Only the number is wanted: count the lines in the data with "false" in them.

Entries taken from a collection:

---

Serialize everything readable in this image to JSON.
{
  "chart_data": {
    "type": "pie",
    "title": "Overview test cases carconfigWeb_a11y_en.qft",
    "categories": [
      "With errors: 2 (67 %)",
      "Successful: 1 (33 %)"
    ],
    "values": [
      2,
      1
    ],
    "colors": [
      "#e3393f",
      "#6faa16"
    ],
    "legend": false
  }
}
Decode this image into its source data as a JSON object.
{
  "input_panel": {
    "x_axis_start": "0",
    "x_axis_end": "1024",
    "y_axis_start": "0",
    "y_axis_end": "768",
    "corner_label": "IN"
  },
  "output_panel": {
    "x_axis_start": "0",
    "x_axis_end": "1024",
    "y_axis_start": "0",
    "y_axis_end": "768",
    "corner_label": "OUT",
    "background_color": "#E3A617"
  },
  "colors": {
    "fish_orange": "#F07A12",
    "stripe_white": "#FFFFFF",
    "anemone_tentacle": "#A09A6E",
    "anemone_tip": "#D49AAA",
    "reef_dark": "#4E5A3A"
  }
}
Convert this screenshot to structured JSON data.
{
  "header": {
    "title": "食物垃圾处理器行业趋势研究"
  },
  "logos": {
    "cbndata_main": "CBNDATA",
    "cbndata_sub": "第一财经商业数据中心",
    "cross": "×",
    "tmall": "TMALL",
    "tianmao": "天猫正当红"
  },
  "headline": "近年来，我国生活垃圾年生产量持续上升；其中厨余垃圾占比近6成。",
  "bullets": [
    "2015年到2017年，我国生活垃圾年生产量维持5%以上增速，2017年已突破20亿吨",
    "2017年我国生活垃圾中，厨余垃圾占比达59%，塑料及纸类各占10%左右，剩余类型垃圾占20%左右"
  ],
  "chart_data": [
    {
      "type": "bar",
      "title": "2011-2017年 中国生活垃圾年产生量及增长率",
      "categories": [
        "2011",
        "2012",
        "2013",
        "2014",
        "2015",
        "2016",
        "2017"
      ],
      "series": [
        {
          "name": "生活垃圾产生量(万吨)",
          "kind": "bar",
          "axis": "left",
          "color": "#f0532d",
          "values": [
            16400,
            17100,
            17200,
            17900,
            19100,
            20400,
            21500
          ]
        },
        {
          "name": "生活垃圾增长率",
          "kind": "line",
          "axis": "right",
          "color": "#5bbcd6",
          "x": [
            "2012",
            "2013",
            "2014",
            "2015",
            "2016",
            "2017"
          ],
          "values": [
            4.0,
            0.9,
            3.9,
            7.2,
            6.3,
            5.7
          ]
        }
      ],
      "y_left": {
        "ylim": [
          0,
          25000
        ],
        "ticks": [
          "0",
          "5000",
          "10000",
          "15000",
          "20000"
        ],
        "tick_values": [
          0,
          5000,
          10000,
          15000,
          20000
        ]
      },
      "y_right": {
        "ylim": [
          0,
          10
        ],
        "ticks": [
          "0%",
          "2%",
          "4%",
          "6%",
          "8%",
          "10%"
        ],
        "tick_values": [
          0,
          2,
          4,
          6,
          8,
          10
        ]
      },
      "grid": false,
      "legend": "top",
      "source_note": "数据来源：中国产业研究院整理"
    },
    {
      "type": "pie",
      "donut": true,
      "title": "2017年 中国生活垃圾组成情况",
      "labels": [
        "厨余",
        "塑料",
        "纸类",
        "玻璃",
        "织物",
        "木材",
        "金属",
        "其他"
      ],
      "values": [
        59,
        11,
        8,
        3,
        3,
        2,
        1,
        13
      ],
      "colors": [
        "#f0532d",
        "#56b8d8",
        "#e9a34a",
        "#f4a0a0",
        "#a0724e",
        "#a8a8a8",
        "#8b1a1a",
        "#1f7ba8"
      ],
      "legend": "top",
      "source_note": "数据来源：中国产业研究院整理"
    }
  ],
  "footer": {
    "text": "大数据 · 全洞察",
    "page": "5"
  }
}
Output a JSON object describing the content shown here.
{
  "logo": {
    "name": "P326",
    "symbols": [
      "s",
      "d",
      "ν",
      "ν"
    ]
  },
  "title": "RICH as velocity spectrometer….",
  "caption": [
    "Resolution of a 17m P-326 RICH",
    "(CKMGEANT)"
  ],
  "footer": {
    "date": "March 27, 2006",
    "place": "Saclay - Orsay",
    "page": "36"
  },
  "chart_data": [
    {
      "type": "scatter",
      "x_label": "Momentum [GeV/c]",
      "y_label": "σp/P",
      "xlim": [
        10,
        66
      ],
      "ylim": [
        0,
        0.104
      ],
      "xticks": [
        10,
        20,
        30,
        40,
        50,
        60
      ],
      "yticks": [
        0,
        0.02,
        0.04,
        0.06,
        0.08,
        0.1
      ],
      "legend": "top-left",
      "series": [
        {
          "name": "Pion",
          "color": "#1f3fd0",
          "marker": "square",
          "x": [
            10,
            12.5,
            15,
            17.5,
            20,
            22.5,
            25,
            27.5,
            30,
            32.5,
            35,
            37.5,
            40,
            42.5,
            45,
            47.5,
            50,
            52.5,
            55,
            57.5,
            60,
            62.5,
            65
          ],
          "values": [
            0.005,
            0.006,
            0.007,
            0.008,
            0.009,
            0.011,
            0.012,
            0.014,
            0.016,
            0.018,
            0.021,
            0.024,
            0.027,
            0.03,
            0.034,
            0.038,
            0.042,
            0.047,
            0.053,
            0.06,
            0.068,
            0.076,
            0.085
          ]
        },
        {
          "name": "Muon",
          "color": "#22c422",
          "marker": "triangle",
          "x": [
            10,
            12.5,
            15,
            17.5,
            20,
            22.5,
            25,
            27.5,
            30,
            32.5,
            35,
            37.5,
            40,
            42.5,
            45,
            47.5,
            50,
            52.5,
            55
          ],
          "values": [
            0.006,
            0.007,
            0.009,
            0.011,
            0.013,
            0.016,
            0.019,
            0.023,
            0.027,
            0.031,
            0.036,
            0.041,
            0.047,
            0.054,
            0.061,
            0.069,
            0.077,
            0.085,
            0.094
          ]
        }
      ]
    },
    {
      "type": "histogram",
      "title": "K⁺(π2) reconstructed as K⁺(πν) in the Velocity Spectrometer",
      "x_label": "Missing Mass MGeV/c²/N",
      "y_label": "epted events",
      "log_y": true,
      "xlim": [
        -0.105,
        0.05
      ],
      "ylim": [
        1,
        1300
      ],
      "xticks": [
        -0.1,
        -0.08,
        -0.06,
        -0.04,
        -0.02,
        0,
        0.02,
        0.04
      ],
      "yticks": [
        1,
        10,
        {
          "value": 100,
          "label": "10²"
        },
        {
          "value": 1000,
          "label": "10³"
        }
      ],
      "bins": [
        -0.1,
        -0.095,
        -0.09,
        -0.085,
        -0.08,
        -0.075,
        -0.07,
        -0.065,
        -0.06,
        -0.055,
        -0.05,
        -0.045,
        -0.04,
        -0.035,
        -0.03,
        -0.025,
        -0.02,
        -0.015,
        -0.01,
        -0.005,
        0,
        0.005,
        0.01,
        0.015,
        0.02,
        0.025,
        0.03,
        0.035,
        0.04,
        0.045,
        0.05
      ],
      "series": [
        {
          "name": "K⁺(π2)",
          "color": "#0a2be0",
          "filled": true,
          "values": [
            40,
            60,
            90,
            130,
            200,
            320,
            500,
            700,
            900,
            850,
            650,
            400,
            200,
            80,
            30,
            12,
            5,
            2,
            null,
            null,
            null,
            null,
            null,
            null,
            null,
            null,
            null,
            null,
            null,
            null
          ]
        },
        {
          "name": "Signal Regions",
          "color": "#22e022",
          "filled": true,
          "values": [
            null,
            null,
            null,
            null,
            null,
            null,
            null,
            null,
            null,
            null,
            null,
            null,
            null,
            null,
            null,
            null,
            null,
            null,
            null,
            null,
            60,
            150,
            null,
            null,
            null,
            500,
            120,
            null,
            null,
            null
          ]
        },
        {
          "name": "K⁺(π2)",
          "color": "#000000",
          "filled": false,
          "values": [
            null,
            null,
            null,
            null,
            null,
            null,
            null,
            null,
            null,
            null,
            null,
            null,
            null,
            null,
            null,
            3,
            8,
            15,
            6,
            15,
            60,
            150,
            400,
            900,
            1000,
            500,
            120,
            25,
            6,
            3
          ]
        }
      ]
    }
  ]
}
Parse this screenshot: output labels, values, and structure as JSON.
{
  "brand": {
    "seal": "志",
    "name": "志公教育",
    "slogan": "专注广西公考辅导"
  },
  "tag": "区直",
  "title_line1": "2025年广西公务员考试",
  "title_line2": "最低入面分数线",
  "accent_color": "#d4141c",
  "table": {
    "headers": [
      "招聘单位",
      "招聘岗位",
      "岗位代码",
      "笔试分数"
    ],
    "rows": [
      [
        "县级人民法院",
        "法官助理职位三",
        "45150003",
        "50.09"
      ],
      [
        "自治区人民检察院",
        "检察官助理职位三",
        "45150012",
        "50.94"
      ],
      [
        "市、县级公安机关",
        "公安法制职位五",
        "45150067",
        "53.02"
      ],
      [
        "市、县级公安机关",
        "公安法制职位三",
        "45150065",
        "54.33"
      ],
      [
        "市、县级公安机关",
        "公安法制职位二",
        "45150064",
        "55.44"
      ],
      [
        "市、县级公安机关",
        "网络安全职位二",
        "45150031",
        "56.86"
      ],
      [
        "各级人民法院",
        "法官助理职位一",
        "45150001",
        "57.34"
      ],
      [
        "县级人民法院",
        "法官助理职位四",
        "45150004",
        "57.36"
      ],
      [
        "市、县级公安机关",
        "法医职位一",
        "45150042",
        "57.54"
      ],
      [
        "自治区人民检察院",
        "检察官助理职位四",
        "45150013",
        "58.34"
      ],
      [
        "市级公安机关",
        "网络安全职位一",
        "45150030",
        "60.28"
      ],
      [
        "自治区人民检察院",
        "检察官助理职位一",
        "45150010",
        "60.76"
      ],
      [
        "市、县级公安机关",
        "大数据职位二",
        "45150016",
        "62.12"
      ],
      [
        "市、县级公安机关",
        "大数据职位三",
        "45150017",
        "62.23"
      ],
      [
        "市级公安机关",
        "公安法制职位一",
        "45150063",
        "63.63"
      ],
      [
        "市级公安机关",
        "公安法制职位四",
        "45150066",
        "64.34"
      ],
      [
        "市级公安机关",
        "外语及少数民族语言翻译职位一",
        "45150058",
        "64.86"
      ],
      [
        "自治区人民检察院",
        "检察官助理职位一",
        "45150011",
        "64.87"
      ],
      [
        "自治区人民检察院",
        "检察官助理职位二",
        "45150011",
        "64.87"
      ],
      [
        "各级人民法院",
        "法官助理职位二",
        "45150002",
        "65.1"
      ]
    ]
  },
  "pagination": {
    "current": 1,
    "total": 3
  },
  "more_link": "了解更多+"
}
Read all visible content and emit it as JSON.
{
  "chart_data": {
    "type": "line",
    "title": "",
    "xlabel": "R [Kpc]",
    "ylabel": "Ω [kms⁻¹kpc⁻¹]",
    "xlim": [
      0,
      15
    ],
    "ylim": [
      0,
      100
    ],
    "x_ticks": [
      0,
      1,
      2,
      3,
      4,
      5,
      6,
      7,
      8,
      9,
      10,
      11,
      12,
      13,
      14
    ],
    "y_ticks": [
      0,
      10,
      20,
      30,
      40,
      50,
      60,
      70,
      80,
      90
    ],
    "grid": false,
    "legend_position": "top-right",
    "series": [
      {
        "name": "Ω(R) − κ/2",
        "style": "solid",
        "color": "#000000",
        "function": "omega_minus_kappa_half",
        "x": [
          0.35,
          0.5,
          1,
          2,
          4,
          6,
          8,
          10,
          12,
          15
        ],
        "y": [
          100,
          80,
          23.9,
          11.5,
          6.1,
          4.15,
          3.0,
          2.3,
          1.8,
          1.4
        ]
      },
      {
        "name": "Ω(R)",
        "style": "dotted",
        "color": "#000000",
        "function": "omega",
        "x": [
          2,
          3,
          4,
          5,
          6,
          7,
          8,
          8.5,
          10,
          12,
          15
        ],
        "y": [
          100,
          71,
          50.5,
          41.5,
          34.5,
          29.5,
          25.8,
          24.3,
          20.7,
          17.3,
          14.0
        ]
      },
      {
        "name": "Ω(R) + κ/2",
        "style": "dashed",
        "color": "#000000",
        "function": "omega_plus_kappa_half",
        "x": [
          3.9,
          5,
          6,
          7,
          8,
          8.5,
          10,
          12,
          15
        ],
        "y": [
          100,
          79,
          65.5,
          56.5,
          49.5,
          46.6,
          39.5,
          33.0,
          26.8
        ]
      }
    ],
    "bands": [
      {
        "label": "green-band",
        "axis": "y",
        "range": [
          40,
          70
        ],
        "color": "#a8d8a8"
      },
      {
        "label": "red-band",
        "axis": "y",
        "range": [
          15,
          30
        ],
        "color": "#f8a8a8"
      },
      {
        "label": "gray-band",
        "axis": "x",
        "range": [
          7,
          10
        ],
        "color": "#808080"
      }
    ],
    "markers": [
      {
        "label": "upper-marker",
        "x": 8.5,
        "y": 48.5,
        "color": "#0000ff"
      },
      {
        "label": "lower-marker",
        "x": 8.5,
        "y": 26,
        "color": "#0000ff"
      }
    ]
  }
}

---

TASK OUTPUT: 4